MATERIALS PROVIDED:

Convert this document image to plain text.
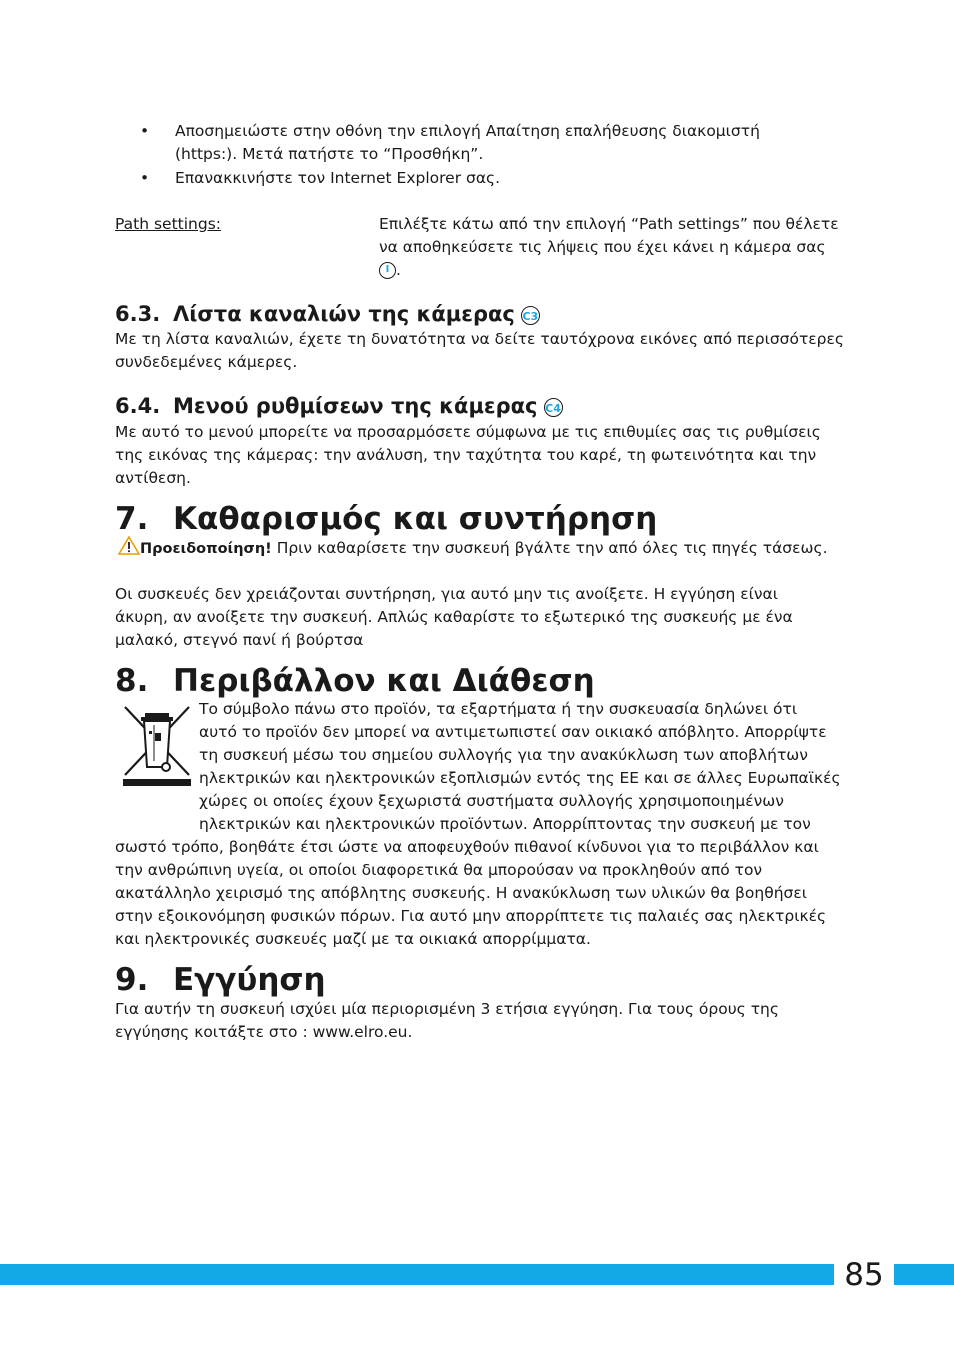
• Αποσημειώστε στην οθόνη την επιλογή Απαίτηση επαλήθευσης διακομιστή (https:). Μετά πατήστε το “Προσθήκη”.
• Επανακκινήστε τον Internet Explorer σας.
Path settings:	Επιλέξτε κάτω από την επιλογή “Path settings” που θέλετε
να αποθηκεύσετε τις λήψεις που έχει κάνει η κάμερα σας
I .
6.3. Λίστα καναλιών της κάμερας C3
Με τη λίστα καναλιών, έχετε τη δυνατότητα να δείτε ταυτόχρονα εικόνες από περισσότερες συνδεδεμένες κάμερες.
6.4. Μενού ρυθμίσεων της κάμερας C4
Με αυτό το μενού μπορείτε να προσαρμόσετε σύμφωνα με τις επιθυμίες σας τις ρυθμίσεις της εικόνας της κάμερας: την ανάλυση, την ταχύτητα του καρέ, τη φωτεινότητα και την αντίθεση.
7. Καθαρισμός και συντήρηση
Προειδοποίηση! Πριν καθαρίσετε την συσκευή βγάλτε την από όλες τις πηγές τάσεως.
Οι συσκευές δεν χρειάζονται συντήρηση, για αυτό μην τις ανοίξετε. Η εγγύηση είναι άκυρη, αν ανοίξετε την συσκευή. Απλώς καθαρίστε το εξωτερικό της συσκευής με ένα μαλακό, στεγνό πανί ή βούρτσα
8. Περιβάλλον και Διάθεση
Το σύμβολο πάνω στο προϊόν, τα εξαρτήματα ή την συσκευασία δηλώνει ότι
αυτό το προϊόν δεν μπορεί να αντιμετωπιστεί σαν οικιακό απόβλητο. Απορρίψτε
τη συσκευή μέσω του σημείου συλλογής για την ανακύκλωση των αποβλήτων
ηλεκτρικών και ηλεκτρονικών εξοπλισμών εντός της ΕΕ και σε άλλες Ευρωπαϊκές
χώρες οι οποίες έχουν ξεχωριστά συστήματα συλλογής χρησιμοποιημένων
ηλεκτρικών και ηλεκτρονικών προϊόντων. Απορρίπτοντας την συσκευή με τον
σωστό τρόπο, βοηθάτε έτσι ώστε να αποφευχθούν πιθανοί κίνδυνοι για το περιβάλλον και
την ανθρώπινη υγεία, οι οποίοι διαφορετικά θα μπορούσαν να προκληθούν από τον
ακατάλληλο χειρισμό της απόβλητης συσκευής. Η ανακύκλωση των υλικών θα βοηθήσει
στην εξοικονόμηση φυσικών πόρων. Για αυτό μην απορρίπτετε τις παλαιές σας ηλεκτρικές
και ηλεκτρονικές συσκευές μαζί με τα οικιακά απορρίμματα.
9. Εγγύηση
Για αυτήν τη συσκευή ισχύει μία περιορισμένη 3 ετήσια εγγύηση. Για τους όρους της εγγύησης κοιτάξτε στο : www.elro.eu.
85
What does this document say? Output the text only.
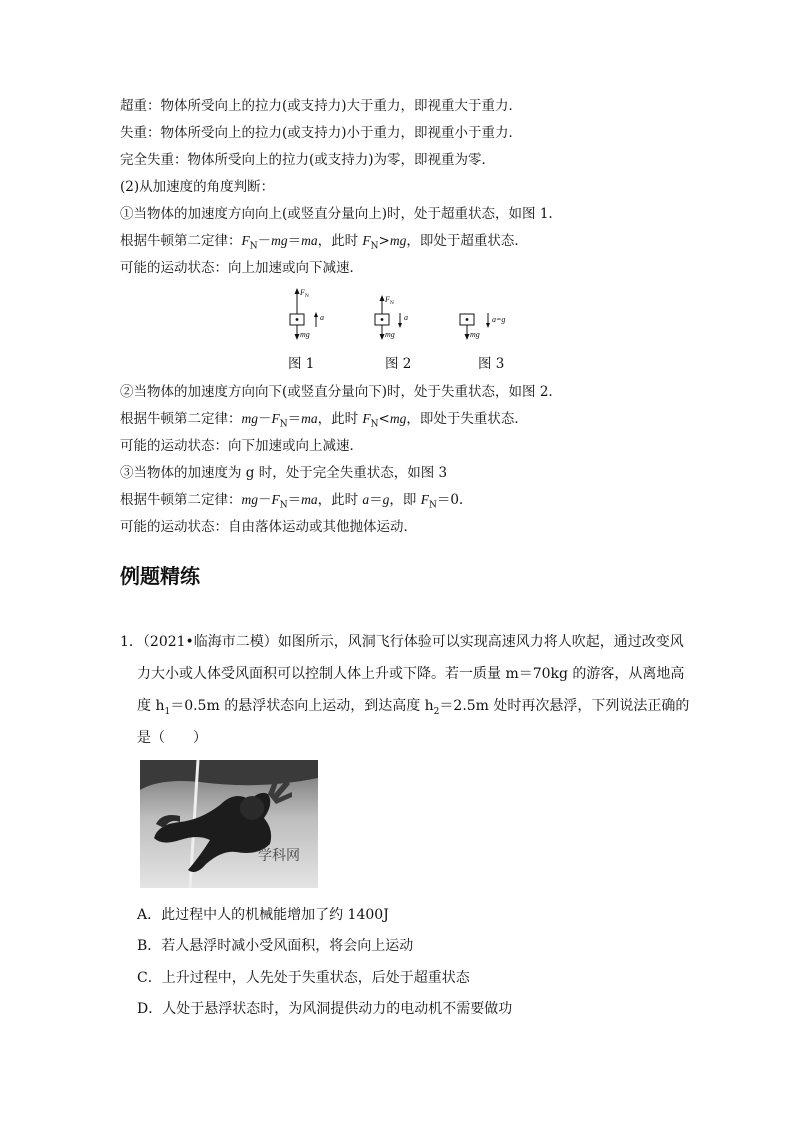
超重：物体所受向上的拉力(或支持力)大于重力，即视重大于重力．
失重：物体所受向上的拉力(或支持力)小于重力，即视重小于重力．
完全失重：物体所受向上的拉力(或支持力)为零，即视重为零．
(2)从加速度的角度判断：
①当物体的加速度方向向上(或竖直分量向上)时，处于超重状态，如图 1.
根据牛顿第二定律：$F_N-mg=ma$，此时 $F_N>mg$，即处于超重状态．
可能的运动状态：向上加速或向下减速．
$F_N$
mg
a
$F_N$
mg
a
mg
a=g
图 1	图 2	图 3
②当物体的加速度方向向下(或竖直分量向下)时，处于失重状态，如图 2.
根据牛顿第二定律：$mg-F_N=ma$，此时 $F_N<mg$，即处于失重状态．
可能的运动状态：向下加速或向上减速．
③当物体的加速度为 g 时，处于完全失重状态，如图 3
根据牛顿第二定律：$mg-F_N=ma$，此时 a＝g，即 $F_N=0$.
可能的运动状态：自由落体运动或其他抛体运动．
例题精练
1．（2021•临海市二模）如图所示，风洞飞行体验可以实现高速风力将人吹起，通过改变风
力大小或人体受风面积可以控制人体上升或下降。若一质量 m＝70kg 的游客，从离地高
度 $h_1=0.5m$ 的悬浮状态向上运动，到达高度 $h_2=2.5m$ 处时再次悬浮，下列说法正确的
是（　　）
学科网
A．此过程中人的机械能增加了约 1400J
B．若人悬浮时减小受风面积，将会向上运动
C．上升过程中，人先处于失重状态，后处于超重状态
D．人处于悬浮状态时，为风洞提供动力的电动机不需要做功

TO DO:
Emit the lines from the line containing "What does this" to the final line of the material, inclusive, exactly as written; pictures are excluded.

RESULT FOR THIS EXERCISE:
What does this document say? Output the text only.
超重：物体所受向上的拉力(或支持力)大于重力，即视重大于重力．
失重：物体所受向上的拉力(或支持力)小于重力，即视重小于重力．
完全失重：物体所受向上的拉力(或支持力)为零，即视重为零．
(2)从加速度的角度判断：
①当物体的加速度方向向上(或竖直分量向上)时，处于超重状态，如图 1.
根据牛顿第二定律：$F_N-mg=ma$，此时 $F_N>mg$，即处于超重状态．
可能的运动状态：向上加速或向下减速．
$F_N$
mg
a
$F_N$
mg
a
mg
a=g
图 1	图 2	图 3
②当物体的加速度方向向下(或竖直分量向下)时，处于失重状态，如图 2.
根据牛顿第二定律：$mg-F_N=ma$，此时 $F_N<mg$，即处于失重状态．
可能的运动状态：向下加速或向上减速．
③当物体的加速度为 g 时，处于完全失重状态，如图 3
根据牛顿第二定律：$mg-F_N=ma$，此时 a＝g，即 $F_N=0$.
可能的运动状态：自由落体运动或其他抛体运动．
例题精练
1．（2021•临海市二模）如图所示，风洞飞行体验可以实现高速风力将人吹起，通过改变风
力大小或人体受风面积可以控制人体上升或下降。若一质量 m＝70kg 的游客，从离地高
度 $h_1=0.5m$ 的悬浮状态向上运动，到达高度 $h_2=2.5m$ 处时再次悬浮，下列说法正确的
是（　　）
学科网
A．此过程中人的机械能增加了约 1400J
B．若人悬浮时减小受风面积，将会向上运动
C．上升过程中，人先处于失重状态，后处于超重状态
D．人处于悬浮状态时，为风洞提供动力的电动机不需要做功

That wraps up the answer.